# [What you will do]
Examine the entries below, count the lines holding the string "Table", and respond with the number only.

# [Supplied records]
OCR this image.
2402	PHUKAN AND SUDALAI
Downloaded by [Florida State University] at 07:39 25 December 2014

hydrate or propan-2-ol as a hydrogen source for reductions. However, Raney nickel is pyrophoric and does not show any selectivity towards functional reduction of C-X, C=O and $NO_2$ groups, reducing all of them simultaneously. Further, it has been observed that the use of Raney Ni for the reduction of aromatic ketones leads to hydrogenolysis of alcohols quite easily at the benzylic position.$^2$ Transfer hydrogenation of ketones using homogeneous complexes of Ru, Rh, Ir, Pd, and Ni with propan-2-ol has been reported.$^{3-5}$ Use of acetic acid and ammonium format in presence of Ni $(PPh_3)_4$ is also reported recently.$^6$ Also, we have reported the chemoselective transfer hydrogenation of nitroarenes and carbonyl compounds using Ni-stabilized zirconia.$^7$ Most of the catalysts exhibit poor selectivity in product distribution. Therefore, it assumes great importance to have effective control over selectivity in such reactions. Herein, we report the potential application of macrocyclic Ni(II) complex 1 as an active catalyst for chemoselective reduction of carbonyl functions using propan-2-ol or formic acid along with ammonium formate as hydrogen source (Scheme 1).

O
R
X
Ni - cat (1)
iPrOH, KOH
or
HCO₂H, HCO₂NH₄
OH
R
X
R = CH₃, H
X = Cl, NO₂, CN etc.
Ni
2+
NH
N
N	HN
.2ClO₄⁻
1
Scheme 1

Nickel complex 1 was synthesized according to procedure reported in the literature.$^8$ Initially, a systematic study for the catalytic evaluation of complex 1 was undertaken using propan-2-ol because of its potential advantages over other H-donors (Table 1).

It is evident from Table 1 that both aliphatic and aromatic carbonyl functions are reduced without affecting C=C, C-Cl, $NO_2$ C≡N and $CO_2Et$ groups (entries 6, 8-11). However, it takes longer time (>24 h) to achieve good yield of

# [Response below]
2